-- START Provided material --
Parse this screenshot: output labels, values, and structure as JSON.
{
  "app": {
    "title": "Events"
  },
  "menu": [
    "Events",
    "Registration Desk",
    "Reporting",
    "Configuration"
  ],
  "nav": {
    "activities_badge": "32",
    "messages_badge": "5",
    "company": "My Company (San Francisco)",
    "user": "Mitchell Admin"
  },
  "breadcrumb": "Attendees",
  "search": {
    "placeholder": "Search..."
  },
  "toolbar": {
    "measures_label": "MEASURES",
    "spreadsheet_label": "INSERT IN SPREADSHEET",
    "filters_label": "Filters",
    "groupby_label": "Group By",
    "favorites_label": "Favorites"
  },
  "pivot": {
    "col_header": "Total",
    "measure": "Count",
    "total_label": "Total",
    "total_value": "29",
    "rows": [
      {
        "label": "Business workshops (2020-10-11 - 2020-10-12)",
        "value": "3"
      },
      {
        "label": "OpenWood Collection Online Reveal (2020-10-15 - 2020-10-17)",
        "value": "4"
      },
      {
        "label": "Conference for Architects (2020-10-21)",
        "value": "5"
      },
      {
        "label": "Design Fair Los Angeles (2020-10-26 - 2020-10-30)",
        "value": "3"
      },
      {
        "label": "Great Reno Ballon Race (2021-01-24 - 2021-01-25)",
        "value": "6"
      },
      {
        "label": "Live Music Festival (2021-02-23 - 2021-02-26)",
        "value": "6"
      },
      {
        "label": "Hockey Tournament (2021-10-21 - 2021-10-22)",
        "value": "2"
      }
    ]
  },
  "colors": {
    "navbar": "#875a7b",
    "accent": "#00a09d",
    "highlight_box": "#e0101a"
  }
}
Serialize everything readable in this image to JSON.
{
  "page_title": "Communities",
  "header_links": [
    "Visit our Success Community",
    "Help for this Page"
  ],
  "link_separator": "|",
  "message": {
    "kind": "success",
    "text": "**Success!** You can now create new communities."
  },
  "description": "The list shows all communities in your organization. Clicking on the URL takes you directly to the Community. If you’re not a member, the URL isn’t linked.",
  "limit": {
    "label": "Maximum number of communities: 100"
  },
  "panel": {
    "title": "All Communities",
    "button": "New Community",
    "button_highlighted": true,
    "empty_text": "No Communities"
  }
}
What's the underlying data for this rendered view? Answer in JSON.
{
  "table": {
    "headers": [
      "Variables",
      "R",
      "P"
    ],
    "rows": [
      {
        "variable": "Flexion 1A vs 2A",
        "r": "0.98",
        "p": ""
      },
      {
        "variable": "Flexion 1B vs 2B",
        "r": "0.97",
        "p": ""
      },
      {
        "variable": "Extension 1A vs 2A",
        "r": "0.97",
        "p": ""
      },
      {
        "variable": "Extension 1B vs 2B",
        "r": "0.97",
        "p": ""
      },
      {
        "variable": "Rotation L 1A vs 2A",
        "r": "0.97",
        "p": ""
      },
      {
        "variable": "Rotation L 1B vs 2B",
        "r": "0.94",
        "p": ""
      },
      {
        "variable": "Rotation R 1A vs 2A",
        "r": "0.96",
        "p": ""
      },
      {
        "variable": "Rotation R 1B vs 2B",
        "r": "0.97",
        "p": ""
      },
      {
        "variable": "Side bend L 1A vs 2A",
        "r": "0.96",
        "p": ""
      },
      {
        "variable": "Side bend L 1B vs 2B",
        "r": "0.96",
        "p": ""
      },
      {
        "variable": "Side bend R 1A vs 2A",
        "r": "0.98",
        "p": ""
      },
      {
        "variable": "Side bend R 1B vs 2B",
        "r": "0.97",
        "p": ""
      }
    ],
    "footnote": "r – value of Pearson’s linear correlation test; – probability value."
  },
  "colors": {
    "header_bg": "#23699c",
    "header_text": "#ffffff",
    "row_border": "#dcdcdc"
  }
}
-- END Provided material --
## Written instruction
Repeat the entries shown above, every one, word for word.

## Correct result
Parse this screenshot: output labels, values, and structure as JSON.
{
  "app": {
    "title": "Events"
  },
  "menu": [
    "Events",
    "Registration Desk",
    "Reporting",
    "Configuration"
  ],
  "nav": {
    "activities_badge": "32",
    "messages_badge": "5",
    "company": "My Company (San Francisco)",
    "user": "Mitchell Admin"
  },
  "breadcrumb": "Attendees",
  "search": {
    "placeholder": "Search..."
  },
  "toolbar": {
    "measures_label": "MEASURES",
    "spreadsheet_label": "INSERT IN SPREADSHEET",
    "filters_label": "Filters",
    "groupby_label": "Group By",
    "favorites_label": "Favorites"
  },
  "pivot": {
    "col_header": "Total",
    "measure": "Count",
    "total_label": "Total",
    "total_value": "29",
    "rows": [
      {
        "label": "Business workshops (2020-10-11 - 2020-10-12)",
        "value": "3"
      },
      {
        "label": "OpenWood Collection Online Reveal (2020-10-15 - 2020-10-17)",
        "value": "4"
      },
      {
        "label": "Conference for Architects (2020-10-21)",
        "value": "5"
      },
      {
        "label": "Design Fair Los Angeles (2020-10-26 - 2020-10-30)",
        "value": "3"
      },
      {
        "label": "Great Reno Ballon Race (2021-01-24 - 2021-01-25)",
        "value": "6"
      },
      {
        "label": "Live Music Festival (2021-02-23 - 2021-02-26)",
        "value": "6"
      },
      {
        "label": "Hockey Tournament (2021-10-21 - 2021-10-22)",
        "value": "2"
      }
    ]
  },
  "colors": {
    "navbar": "#875a7b",
    "accent": "#00a09d",
    "highlight_box": "#e0101a"
  }
}
Serialize everything readable in this image to JSON.
{
  "page_title": "Communities",
  "header_links": [
    "Visit our Success Community",
    "Help for this Page"
  ],
  "link_separator": "|",
  "message": {
    "kind": "success",
    "text": "**Success!** You can now create new communities."
  },
  "description": "The list shows all communities in your organization. Clicking on the URL takes you directly to the Community. If you’re not a member, the URL isn’t linked.",
  "limit": {
    "label": "Maximum number of communities: 100"
  },
  "panel": {
    "title": "All Communities",
    "button": "New Community",
    "button_highlighted": true,
    "empty_text": "No Communities"
  }
}
What's the underlying data for this rendered view? Answer in JSON.
{
  "table": {
    "headers": [
      "Variables",
      "R",
      "P"
    ],
    "rows": [
      {
        "variable": "Flexion 1A vs 2A",
        "r": "0.98",
        "p": ""
      },
      {
        "variable": "Flexion 1B vs 2B",
        "r": "0.97",
        "p": ""
      },
      {
        "variable": "Extension 1A vs 2A",
        "r": "0.97",
        "p": ""
      },
      {
        "variable": "Extension 1B vs 2B",
        "r": "0.97",
        "p": ""
      },
      {
        "variable": "Rotation L 1A vs 2A",
        "r": "0.97",
        "p": ""
      },
      {
        "variable": "Rotation L 1B vs 2B",
        "r": "0.94",
        "p": ""
      },
      {
        "variable": "Rotation R 1A vs 2A",
        "r": "0.96",
        "p": ""
      },
      {
        "variable": "Rotation R 1B vs 2B",
        "r": "0.97",
        "p": ""
      },
      {
        "variable": "Side bend L 1A vs 2A",
        "r": "0.96",
        "p": ""
      },
      {
        "variable": "Side bend L 1B vs 2B",
        "r": "0.96",
        "p": ""
      },
      {
        "variable": "Side bend R 1A vs 2A",
        "r": "0.98",
        "p": ""
      },
      {
        "variable": "Side bend R 1B vs 2B",
        "r": "0.97",
        "p": ""
      }
    ],
    "footnote": "r – value of Pearson’s linear correlation test; – probability value."
  },
  "colors": {
    "header_bg": "#23699c",
    "header_text": "#ffffff",
    "row_border": "#dcdcdc"
  }
}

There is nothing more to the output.